▶ WHAT TO PRODUCE:
Every line below that holds the string "库仑定律" should be copied out.

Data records
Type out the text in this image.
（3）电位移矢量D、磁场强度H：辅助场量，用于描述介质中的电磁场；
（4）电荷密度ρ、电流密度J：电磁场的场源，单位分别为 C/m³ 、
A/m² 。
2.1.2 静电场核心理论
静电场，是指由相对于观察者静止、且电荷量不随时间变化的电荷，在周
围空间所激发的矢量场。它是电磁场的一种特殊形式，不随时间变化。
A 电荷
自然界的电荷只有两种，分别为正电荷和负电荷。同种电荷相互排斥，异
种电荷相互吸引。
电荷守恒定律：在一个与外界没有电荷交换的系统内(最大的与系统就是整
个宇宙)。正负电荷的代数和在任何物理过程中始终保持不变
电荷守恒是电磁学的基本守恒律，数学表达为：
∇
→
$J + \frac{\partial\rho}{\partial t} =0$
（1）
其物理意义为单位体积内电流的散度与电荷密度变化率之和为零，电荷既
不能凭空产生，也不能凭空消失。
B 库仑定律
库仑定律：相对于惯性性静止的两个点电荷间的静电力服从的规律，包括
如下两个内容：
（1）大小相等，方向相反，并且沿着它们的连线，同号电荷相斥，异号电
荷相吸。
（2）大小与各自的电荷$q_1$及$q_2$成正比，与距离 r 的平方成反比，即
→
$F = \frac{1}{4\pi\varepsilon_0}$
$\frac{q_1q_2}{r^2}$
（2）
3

▶ RESPONSE BELOW:
B 库仑定律
库仑定律：相对于惯性性静止的两个点电荷间的静电力服从的规律，包括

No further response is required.